Directive
Copy out the entries below in full and exactly.

Records for processing
------------------------

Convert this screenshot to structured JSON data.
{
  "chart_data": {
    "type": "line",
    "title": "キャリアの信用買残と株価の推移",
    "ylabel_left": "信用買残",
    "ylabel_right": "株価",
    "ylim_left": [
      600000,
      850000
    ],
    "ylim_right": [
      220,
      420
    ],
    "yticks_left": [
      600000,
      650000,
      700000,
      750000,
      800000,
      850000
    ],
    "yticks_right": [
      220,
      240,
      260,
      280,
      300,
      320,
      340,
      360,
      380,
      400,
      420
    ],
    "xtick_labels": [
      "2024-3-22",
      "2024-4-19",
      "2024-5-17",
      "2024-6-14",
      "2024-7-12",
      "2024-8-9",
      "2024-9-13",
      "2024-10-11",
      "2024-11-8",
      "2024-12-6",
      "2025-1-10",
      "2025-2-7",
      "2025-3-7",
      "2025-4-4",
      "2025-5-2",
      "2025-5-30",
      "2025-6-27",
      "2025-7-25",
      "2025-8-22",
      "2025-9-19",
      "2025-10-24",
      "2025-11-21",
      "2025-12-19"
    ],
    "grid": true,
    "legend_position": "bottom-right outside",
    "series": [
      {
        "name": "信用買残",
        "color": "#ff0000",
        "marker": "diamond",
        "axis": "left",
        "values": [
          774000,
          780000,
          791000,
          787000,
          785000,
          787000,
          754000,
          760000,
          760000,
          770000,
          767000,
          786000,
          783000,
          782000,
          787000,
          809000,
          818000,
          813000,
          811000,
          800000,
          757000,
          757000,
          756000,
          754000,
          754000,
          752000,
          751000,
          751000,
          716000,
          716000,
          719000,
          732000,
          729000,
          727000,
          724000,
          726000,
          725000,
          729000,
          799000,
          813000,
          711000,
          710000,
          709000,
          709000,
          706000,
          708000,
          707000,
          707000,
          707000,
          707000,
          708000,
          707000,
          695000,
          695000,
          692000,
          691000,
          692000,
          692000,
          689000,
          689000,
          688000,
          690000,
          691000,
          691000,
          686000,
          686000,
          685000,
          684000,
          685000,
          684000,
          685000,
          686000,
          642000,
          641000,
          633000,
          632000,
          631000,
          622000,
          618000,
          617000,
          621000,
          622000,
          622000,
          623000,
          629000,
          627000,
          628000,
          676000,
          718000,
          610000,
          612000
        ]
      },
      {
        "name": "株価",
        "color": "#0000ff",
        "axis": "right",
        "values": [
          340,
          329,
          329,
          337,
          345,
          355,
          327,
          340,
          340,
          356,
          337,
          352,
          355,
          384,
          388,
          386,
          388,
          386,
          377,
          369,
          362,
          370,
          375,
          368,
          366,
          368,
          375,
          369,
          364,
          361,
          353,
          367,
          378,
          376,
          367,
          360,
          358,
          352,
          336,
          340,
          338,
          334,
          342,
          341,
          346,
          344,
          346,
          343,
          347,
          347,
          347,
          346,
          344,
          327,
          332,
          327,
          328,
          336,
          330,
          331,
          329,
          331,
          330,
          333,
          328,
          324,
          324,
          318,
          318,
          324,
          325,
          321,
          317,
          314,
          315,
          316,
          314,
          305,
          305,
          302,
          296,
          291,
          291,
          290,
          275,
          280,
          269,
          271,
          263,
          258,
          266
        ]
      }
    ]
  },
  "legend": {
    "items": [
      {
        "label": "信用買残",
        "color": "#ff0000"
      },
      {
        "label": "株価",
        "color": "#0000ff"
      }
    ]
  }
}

------------------------

Exercise output
Convert this screenshot to structured JSON data.
{
  "chart_data": {
    "type": "line",
    "title": "キャリアの信用買残と株価の推移",
    "ylabel_left": "信用買残",
    "ylabel_right": "株価",
    "ylim_left": [
      600000,
      850000
    ],
    "ylim_right": [
      220,
      420
    ],
    "yticks_left": [
      600000,
      650000,
      700000,
      750000,
      800000,
      850000
    ],
    "yticks_right": [
      220,
      240,
      260,
      280,
      300,
      320,
      340,
      360,
      380,
      400,
      420
    ],
    "xtick_labels": [
      "2024-3-22",
      "2024-4-19",
      "2024-5-17",
      "2024-6-14",
      "2024-7-12",
      "2024-8-9",
      "2024-9-13",
      "2024-10-11",
      "2024-11-8",
      "2024-12-6",
      "2025-1-10",
      "2025-2-7",
      "2025-3-7",
      "2025-4-4",
      "2025-5-2",
      "2025-5-30",
      "2025-6-27",
      "2025-7-25",
      "2025-8-22",
      "2025-9-19",
      "2025-10-24",
      "2025-11-21",
      "2025-12-19"
    ],
    "grid": true,
    "legend_position": "bottom-right outside",
    "series": [
      {
        "name": "信用買残",
        "color": "#ff0000",
        "marker": "diamond",
        "axis": "left",
        "values": [
          774000,
          780000,
          791000,
          787000,
          785000,
          787000,
          754000,
          760000,
          760000,
          770000,
          767000,
          786000,
          783000,
          782000,
          787000,
          809000,
          818000,
          813000,
          811000,
          800000,
          757000,
          757000,
          756000,
          754000,
          754000,
          752000,
          751000,
          751000,
          716000,
          716000,
          719000,
          732000,
          729000,
          727000,
          724000,
          726000,
          725000,
          729000,
          799000,
          813000,
          711000,
          710000,
          709000,
          709000,
          706000,
          708000,
          707000,
          707000,
          707000,
          707000,
          708000,
          707000,
          695000,
          695000,
          692000,
          691000,
          692000,
          692000,
          689000,
          689000,
          688000,
          690000,
          691000,
          691000,
          686000,
          686000,
          685000,
          684000,
          685000,
          684000,
          685000,
          686000,
          642000,
          641000,
          633000,
          632000,
          631000,
          622000,
          618000,
          617000,
          621000,
          622000,
          622000,
          623000,
          629000,
          627000,
          628000,
          676000,
          718000,
          610000,
          612000
        ]
      },
      {
        "name": "株価",
        "color": "#0000ff",
        "axis": "right",
        "values": [
          340,
          329,
          329,
          337,
          345,
          355,
          327,
          340,
          340,
          356,
          337,
          352,
          355,
          384,
          388,
          386,
          388,
          386,
          377,
          369,
          362,
          370,
          375,
          368,
          366,
          368,
          375,
          369,
          364,
          361,
          353,
          367,
          378,
          376,
          367,
          360,
          358,
          352,
          336,
          340,
          338,
          334,
          342,
          341,
          346,
          344,
          346,
          343,
          347,
          347,
          347,
          346,
          344,
          327,
          332,
          327,
          328,
          336,
          330,
          331,
          329,
          331,
          330,
          333,
          328,
          324,
          324,
          318,
          318,
          324,
          325,
          321,
          317,
          314,
          315,
          316,
          314,
          305,
          305,
          302,
          296,
          291,
          291,
          290,
          275,
          280,
          269,
          271,
          263,
          258,
          266
        ]
      }
    ]
  },
  "legend": {
    "items": [
      {
        "label": "信用買残",
        "color": "#ff0000"
      },
      {
        "label": "株価",
        "color": "#0000ff"
      }
    ]
  }
}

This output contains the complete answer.